- _EXERCISE GOAL_
Set down, in full, every record in the block.

## Begin TASK INPUTS

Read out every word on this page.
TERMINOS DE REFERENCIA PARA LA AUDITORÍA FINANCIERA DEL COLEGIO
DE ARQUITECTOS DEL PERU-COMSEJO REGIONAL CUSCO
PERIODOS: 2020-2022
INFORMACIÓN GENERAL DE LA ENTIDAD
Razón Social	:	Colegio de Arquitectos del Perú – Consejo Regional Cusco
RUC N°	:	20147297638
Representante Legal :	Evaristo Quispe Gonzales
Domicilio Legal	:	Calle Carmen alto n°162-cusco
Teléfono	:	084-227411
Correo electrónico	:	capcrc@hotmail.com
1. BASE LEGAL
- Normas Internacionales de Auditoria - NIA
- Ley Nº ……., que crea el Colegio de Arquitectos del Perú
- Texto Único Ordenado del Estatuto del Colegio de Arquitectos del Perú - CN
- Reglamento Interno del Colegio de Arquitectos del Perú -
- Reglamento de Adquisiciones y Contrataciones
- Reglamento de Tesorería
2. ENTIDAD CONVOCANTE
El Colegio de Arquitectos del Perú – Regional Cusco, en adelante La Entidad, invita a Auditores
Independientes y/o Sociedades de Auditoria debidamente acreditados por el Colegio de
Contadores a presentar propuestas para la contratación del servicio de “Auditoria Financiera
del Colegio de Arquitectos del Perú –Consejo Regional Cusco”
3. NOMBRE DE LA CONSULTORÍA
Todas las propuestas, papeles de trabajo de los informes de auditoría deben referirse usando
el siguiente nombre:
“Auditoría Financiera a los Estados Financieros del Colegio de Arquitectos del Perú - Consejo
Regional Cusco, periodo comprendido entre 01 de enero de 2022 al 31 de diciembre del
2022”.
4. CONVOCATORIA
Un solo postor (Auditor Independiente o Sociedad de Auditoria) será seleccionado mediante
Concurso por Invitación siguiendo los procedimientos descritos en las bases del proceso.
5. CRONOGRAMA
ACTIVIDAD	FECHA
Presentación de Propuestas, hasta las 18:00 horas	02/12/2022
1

## End TASK INPUTS

- _OUTPUT_
Read out every word on this page.
TERMINOS DE REFERENCIA PARA LA AUDITORÍA FINANCIERA DEL COLEGIO
DE ARQUITECTOS DEL PERU-COMSEJO REGIONAL CUSCO
PERIODOS: 2020-2022
INFORMACIÓN GENERAL DE LA ENTIDAD
Razón Social	:	Colegio de Arquitectos del Perú – Consejo Regional Cusco
RUC N°	:	20147297638
Representante Legal :	Evaristo Quispe Gonzales
Domicilio Legal	:	Calle Carmen alto n°162-cusco
Teléfono	:	084-227411
Correo electrónico	:	capcrc@hotmail.com
1. BASE LEGAL
- Normas Internacionales de Auditoria - NIA
- Ley Nº ……., que crea el Colegio de Arquitectos del Perú
- Texto Único Ordenado del Estatuto del Colegio de Arquitectos del Perú - CN
- Reglamento Interno del Colegio de Arquitectos del Perú -
- Reglamento de Adquisiciones y Contrataciones
- Reglamento de Tesorería
2. ENTIDAD CONVOCANTE
El Colegio de Arquitectos del Perú – Regional Cusco, en adelante La Entidad, invita a Auditores
Independientes y/o Sociedades de Auditoria debidamente acreditados por el Colegio de
Contadores a presentar propuestas para la contratación del servicio de “Auditoria Financiera
del Colegio de Arquitectos del Perú –Consejo Regional Cusco”
3. NOMBRE DE LA CONSULTORÍA
Todas las propuestas, papeles de trabajo de los informes de auditoría deben referirse usando
el siguiente nombre:
“Auditoría Financiera a los Estados Financieros del Colegio de Arquitectos del Perú - Consejo
Regional Cusco, periodo comprendido entre 01 de enero de 2022 al 31 de diciembre del
2022”.
4. CONVOCATORIA
Un solo postor (Auditor Independiente o Sociedad de Auditoria) será seleccionado mediante
Concurso por Invitación siguiendo los procedimientos descritos en las bases del proceso.
5. CRONOGRAMA
ACTIVIDAD	FECHA
Presentación de Propuestas, hasta las 18:00 horas	02/12/2022
1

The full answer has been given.